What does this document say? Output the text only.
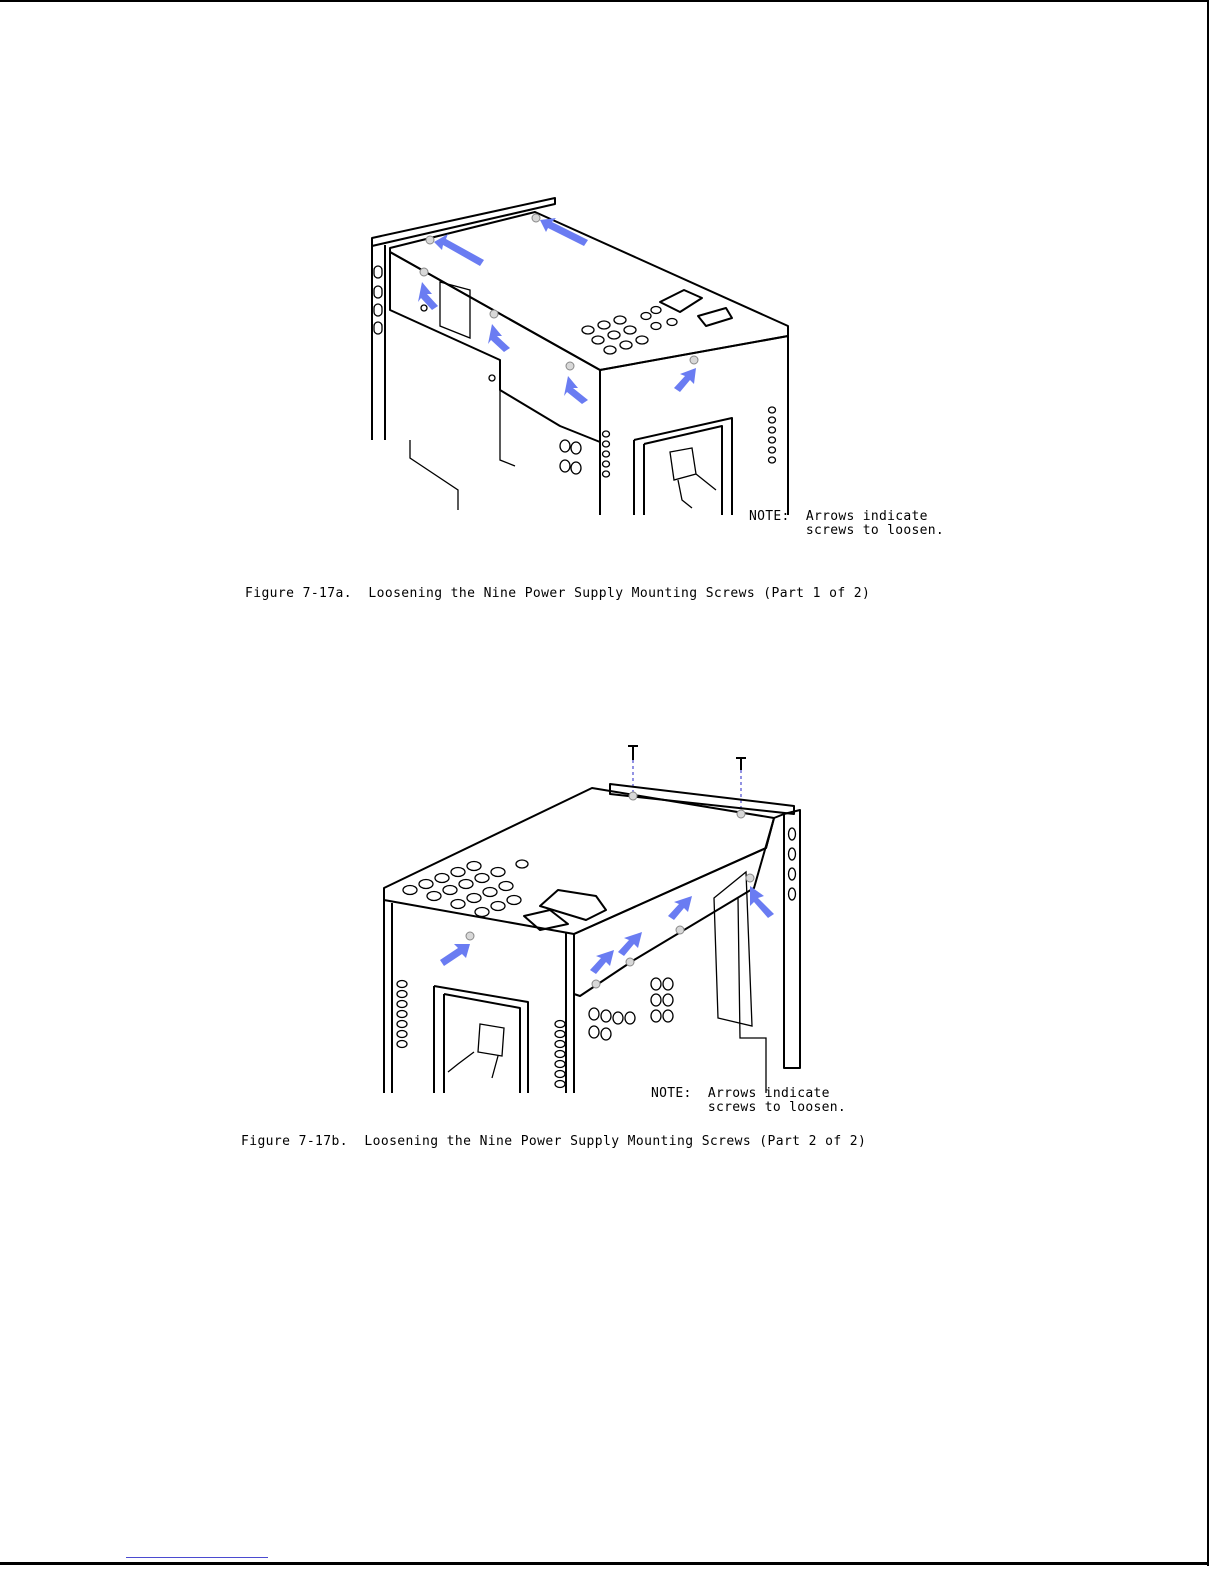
NOTE:  Arrows indicate
screws to loosen.
Figure 7-17a.  Loosening the Nine Power Supply Mounting Screws (Part 1 of 2)
NOTE:  Arrows indicate
screws to loosen.
Figure 7-17b.  Loosening the Nine Power Supply Mounting Screws (Part 2 of 2)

***

[EXERCISE]
Repeat the records above verbatim, with no pictures in the result.

[TASK ANSWER]
What does this document say? Output the text only.
NOTE:  Arrows indicate
screws to loosen.
Figure 7-17a.  Loosening the Nine Power Supply Mounting Screws (Part 1 of 2)
NOTE:  Arrows indicate
screws to loosen.
Figure 7-17b.  Loosening the Nine Power Supply Mounting Screws (Part 2 of 2)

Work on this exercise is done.